- Data provided
----

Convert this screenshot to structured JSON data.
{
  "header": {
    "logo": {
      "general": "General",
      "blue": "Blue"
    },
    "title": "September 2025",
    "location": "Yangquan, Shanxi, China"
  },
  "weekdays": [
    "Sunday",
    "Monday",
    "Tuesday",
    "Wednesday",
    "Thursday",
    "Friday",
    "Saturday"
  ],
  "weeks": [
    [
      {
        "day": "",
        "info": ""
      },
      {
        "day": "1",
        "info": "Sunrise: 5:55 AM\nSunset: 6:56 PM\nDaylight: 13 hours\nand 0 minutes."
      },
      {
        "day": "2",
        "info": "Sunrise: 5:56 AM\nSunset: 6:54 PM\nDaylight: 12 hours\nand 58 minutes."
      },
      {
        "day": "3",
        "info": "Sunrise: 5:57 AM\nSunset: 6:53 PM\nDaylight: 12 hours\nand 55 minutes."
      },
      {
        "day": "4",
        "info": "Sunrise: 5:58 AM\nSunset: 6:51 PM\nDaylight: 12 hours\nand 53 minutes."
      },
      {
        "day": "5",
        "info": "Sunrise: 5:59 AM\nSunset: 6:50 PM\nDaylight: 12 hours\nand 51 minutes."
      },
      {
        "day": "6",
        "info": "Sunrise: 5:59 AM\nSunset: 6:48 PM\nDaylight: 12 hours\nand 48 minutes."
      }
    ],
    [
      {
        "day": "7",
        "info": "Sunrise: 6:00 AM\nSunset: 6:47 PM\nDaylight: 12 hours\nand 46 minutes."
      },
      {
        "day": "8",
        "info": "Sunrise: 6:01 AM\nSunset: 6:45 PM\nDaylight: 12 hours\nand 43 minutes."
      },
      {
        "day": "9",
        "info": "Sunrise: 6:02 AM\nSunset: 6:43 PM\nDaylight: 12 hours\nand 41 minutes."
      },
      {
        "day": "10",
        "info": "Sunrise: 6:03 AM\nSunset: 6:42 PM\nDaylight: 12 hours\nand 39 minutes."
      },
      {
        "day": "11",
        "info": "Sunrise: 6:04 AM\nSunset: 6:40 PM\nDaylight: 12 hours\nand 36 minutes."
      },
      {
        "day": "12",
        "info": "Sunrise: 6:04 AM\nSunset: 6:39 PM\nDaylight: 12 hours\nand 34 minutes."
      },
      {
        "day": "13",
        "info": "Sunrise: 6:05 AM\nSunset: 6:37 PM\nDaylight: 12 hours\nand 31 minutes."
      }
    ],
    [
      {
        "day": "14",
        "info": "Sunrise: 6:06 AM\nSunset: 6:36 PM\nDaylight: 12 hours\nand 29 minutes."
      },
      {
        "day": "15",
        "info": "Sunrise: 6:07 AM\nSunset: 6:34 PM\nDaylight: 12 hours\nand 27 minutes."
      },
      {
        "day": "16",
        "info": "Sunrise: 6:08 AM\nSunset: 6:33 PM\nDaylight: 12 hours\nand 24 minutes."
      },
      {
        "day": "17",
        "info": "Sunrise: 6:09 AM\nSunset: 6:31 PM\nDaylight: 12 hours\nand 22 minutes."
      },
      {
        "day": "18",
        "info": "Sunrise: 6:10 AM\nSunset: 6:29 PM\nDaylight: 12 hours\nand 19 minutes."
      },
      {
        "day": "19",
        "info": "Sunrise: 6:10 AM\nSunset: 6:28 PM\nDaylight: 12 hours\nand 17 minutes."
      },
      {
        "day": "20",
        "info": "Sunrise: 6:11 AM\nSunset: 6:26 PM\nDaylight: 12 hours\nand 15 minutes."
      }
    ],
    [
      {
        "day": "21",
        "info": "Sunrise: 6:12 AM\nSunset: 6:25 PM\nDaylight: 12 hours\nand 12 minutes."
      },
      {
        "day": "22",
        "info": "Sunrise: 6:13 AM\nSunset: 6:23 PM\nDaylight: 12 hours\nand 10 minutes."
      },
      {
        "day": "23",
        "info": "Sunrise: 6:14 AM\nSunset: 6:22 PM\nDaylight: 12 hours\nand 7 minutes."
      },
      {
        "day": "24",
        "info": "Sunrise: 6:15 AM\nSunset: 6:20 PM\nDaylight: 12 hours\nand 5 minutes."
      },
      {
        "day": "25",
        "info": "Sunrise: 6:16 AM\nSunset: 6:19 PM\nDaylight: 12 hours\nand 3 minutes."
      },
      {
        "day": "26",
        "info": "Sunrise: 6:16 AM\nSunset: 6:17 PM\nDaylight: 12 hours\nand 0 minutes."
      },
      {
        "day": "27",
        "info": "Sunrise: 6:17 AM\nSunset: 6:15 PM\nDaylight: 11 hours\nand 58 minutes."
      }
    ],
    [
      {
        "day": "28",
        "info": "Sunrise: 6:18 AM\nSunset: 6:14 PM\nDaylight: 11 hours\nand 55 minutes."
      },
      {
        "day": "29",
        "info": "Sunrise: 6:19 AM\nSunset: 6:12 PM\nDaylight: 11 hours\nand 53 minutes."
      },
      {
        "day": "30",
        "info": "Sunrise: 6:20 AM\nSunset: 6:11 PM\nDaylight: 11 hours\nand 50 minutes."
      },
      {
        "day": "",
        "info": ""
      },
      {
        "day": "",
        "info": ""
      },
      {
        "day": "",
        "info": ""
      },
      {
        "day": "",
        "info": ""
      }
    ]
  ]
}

----

- What is required
Using the data above, print every record exactly as shown.

- The result
Convert this screenshot to structured JSON data.
{
  "header": {
    "logo": {
      "general": "General",
      "blue": "Blue"
    },
    "title": "September 2025",
    "location": "Yangquan, Shanxi, China"
  },
  "weekdays": [
    "Sunday",
    "Monday",
    "Tuesday",
    "Wednesday",
    "Thursday",
    "Friday",
    "Saturday"
  ],
  "weeks": [
    [
      {
        "day": "",
        "info": ""
      },
      {
        "day": "1",
        "info": "Sunrise: 5:55 AM\nSunset: 6:56 PM\nDaylight: 13 hours\nand 0 minutes."
      },
      {
        "day": "2",
        "info": "Sunrise: 5:56 AM\nSunset: 6:54 PM\nDaylight: 12 hours\nand 58 minutes."
      },
      {
        "day": "3",
        "info": "Sunrise: 5:57 AM\nSunset: 6:53 PM\nDaylight: 12 hours\nand 55 minutes."
      },
      {
        "day": "4",
        "info": "Sunrise: 5:58 AM\nSunset: 6:51 PM\nDaylight: 12 hours\nand 53 minutes."
      },
      {
        "day": "5",
        "info": "Sunrise: 5:59 AM\nSunset: 6:50 PM\nDaylight: 12 hours\nand 51 minutes."
      },
      {
        "day": "6",
        "info": "Sunrise: 5:59 AM\nSunset: 6:48 PM\nDaylight: 12 hours\nand 48 minutes."
      }
    ],
    [
      {
        "day": "7",
        "info": "Sunrise: 6:00 AM\nSunset: 6:47 PM\nDaylight: 12 hours\nand 46 minutes."
      },
      {
        "day": "8",
        "info": "Sunrise: 6:01 AM\nSunset: 6:45 PM\nDaylight: 12 hours\nand 43 minutes."
      },
      {
        "day": "9",
        "info": "Sunrise: 6:02 AM\nSunset: 6:43 PM\nDaylight: 12 hours\nand 41 minutes."
      },
      {
        "day": "10",
        "info": "Sunrise: 6:03 AM\nSunset: 6:42 PM\nDaylight: 12 hours\nand 39 minutes."
      },
      {
        "day": "11",
        "info": "Sunrise: 6:04 AM\nSunset: 6:40 PM\nDaylight: 12 hours\nand 36 minutes."
      },
      {
        "day": "12",
        "info": "Sunrise: 6:04 AM\nSunset: 6:39 PM\nDaylight: 12 hours\nand 34 minutes."
      },
      {
        "day": "13",
        "info": "Sunrise: 6:05 AM\nSunset: 6:37 PM\nDaylight: 12 hours\nand 31 minutes."
      }
    ],
    [
      {
        "day": "14",
        "info": "Sunrise: 6:06 AM\nSunset: 6:36 PM\nDaylight: 12 hours\nand 29 minutes."
      },
      {
        "day": "15",
        "info": "Sunrise: 6:07 AM\nSunset: 6:34 PM\nDaylight: 12 hours\nand 27 minutes."
      },
      {
        "day": "16",
        "info": "Sunrise: 6:08 AM\nSunset: 6:33 PM\nDaylight: 12 hours\nand 24 minutes."
      },
      {
        "day": "17",
        "info": "Sunrise: 6:09 AM\nSunset: 6:31 PM\nDaylight: 12 hours\nand 22 minutes."
      },
      {
        "day": "18",
        "info": "Sunrise: 6:10 AM\nSunset: 6:29 PM\nDaylight: 12 hours\nand 19 minutes."
      },
      {
        "day": "19",
        "info": "Sunrise: 6:10 AM\nSunset: 6:28 PM\nDaylight: 12 hours\nand 17 minutes."
      },
      {
        "day": "20",
        "info": "Sunrise: 6:11 AM\nSunset: 6:26 PM\nDaylight: 12 hours\nand 15 minutes."
      }
    ],
    [
      {
        "day": "21",
        "info": "Sunrise: 6:12 AM\nSunset: 6:25 PM\nDaylight: 12 hours\nand 12 minutes."
      },
      {
        "day": "22",
        "info": "Sunrise: 6:13 AM\nSunset: 6:23 PM\nDaylight: 12 hours\nand 10 minutes."
      },
      {
        "day": "23",
        "info": "Sunrise: 6:14 AM\nSunset: 6:22 PM\nDaylight: 12 hours\nand 7 minutes."
      },
      {
        "day": "24",
        "info": "Sunrise: 6:15 AM\nSunset: 6:20 PM\nDaylight: 12 hours\nand 5 minutes."
      },
      {
        "day": "25",
        "info": "Sunrise: 6:16 AM\nSunset: 6:19 PM\nDaylight: 12 hours\nand 3 minutes."
      },
      {
        "day": "26",
        "info": "Sunrise: 6:16 AM\nSunset: 6:17 PM\nDaylight: 12 hours\nand 0 minutes."
      },
      {
        "day": "27",
        "info": "Sunrise: 6:17 AM\nSunset: 6:15 PM\nDaylight: 11 hours\nand 58 minutes."
      }
    ],
    [
      {
        "day": "28",
        "info": "Sunrise: 6:18 AM\nSunset: 6:14 PM\nDaylight: 11 hours\nand 55 minutes."
      },
      {
        "day": "29",
        "info": "Sunrise: 6:19 AM\nSunset: 6:12 PM\nDaylight: 11 hours\nand 53 minutes."
      },
      {
        "day": "30",
        "info": "Sunrise: 6:20 AM\nSunset: 6:11 PM\nDaylight: 11 hours\nand 50 minutes."
      },
      {
        "day": "",
        "info": ""
      },
      {
        "day": "",
        "info": ""
      },
      {
        "day": "",
        "info": ""
      },
      {
        "day": "",
        "info": ""
      }
    ]
  ]
}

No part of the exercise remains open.